What the task asks - Collect the lines of the entries where "CITIZEN" shows up.

Data items:
········
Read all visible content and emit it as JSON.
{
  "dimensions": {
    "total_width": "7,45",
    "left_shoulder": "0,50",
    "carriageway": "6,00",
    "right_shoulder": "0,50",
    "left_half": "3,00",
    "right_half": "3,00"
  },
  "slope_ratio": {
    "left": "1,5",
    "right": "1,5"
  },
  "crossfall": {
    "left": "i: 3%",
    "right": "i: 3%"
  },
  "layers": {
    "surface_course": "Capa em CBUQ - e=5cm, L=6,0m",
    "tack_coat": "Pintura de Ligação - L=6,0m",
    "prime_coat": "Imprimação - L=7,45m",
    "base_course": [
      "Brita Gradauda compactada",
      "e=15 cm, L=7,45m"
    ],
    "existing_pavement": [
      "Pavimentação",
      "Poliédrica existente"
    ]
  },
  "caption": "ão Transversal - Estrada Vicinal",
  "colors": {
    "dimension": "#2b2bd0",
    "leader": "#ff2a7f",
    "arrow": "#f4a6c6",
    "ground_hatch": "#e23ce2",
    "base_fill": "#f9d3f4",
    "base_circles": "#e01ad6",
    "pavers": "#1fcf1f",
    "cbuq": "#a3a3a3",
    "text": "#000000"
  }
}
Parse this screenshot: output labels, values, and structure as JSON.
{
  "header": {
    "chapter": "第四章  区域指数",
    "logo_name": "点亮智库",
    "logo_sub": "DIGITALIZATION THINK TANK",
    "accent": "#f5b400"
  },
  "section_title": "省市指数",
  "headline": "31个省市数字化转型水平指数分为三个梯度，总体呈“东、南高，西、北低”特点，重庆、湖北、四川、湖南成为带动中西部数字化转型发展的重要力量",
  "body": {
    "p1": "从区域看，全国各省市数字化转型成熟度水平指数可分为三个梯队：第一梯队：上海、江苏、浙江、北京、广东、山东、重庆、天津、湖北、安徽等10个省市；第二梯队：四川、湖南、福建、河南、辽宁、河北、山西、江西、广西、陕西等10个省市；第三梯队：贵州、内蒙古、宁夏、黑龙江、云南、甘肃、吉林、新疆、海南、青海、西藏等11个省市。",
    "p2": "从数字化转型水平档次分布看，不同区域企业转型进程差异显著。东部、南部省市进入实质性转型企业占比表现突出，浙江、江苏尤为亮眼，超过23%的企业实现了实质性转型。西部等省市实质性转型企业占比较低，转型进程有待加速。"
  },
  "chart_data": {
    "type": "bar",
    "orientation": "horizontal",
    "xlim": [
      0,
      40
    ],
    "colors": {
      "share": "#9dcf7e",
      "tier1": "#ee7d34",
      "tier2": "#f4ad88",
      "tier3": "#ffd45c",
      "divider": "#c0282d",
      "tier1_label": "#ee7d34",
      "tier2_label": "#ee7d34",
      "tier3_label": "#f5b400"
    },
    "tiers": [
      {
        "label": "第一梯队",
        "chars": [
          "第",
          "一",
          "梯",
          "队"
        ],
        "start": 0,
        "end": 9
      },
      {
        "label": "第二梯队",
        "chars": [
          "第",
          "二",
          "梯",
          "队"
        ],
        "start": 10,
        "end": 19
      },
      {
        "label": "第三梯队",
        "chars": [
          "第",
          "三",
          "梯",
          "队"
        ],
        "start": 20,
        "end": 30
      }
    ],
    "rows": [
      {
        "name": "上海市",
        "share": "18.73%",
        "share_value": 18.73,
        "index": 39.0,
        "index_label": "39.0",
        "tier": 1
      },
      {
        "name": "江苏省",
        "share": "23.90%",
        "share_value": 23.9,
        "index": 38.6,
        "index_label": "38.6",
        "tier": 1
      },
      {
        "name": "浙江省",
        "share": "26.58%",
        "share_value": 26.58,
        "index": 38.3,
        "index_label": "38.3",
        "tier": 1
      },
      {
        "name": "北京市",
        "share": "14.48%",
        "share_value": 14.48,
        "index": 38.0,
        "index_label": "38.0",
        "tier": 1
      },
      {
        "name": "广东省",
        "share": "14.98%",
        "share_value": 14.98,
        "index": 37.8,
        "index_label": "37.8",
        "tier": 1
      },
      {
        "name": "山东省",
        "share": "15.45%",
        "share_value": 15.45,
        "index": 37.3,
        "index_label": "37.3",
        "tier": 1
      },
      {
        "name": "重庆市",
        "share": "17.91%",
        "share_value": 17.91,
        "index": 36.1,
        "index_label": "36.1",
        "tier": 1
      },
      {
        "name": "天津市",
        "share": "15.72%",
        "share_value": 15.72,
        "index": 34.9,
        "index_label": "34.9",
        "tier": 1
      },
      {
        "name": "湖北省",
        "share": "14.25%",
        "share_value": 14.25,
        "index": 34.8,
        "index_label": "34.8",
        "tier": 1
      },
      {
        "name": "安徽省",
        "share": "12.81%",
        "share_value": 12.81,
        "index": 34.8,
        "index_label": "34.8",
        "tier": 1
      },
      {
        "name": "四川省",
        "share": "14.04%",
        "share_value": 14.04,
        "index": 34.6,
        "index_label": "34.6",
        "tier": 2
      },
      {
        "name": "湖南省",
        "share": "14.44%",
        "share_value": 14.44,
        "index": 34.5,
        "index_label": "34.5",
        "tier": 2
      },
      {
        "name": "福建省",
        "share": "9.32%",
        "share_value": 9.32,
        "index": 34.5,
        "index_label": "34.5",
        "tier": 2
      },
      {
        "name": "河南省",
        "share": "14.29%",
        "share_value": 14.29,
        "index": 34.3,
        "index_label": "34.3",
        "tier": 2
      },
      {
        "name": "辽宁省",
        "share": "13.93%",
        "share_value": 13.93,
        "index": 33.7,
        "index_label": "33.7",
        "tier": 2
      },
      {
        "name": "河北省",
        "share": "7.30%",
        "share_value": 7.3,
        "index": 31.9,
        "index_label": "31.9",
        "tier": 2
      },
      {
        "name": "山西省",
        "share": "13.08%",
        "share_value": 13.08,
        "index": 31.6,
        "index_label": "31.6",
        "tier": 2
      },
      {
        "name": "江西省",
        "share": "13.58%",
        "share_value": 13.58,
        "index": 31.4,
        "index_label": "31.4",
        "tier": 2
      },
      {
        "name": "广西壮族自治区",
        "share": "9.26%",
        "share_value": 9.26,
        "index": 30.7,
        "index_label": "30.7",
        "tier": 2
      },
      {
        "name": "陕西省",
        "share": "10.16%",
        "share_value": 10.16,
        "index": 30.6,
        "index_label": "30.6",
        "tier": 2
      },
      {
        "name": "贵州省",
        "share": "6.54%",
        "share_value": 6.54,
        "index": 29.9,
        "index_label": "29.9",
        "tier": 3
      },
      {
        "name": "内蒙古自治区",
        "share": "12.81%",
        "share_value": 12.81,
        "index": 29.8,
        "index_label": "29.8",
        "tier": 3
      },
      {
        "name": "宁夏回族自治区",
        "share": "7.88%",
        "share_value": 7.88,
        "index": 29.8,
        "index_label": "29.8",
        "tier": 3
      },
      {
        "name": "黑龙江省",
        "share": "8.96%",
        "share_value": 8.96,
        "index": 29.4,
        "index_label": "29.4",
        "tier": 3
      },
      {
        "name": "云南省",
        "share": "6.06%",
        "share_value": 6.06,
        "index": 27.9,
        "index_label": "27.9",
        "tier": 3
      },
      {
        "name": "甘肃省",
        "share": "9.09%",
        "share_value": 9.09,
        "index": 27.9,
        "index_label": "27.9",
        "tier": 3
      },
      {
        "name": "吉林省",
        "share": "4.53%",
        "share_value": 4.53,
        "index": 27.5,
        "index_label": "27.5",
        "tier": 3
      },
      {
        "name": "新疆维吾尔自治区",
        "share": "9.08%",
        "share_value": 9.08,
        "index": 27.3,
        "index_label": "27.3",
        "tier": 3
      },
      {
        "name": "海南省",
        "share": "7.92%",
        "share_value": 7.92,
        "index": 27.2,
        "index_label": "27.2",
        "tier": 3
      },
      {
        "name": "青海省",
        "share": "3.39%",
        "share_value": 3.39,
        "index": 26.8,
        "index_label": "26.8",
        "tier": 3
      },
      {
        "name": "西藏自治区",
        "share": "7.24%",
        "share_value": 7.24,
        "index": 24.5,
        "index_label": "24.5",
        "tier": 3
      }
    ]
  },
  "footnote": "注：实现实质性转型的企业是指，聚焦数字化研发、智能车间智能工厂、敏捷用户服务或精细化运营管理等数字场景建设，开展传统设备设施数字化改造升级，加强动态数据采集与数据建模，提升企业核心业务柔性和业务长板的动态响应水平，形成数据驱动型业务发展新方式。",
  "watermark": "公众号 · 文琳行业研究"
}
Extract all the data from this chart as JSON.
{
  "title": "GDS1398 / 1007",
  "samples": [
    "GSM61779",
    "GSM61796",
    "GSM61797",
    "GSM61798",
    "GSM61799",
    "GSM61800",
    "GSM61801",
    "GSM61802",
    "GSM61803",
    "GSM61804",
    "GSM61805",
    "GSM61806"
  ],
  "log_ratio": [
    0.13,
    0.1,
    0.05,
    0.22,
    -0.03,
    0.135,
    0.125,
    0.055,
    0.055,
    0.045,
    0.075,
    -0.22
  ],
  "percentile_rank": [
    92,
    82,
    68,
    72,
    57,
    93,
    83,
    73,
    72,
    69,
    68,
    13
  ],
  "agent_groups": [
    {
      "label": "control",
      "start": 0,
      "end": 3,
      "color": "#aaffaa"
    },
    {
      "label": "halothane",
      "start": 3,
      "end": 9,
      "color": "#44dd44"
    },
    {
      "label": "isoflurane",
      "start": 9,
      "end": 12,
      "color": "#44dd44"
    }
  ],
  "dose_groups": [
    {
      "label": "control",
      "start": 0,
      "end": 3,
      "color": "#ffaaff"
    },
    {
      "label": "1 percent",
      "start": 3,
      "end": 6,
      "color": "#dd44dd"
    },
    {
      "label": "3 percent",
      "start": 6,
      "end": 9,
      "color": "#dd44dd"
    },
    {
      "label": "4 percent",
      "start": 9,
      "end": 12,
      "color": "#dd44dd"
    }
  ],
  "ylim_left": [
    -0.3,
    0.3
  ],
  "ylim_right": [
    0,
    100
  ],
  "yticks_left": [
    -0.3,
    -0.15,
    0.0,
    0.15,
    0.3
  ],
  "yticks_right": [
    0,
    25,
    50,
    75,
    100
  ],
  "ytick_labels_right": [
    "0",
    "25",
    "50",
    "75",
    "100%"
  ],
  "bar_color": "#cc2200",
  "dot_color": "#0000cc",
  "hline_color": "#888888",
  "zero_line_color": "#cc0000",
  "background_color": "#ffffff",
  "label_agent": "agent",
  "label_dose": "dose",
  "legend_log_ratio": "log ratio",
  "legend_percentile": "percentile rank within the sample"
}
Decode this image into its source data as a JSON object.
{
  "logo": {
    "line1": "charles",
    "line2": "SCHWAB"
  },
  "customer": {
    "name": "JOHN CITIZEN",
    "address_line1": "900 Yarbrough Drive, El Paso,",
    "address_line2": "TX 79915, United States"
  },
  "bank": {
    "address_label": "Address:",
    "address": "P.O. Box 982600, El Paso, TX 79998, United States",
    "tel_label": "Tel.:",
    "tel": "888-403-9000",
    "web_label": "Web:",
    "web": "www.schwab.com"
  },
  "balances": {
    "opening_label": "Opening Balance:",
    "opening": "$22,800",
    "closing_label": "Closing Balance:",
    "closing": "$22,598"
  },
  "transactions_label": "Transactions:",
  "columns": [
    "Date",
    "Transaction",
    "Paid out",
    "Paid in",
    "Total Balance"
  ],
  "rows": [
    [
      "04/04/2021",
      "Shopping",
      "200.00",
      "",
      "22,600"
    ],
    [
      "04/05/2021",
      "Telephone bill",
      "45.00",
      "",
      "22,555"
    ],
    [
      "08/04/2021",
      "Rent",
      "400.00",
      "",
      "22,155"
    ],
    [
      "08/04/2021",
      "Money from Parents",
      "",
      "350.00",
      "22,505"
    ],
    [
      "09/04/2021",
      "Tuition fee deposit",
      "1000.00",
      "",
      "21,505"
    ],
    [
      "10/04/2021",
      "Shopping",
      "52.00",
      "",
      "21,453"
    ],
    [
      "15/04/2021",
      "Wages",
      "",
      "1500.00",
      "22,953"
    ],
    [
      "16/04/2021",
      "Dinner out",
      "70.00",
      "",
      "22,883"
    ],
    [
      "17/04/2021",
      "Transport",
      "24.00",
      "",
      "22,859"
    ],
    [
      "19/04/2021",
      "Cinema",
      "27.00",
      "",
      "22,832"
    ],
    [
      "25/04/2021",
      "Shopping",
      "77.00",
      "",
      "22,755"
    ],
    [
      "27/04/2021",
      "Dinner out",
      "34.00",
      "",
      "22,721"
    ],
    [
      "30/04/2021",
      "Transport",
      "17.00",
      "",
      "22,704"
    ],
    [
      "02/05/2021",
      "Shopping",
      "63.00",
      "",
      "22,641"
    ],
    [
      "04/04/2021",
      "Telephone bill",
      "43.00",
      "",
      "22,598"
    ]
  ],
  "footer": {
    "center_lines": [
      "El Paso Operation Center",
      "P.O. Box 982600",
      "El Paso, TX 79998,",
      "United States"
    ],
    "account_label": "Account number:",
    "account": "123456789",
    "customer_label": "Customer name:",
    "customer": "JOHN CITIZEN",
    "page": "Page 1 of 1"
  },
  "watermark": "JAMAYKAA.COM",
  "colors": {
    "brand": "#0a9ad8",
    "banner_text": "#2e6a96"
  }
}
········
Exercise solution -
    "name": "JOHN CITIZEN",
    "customer": "JOHN CITIZEN",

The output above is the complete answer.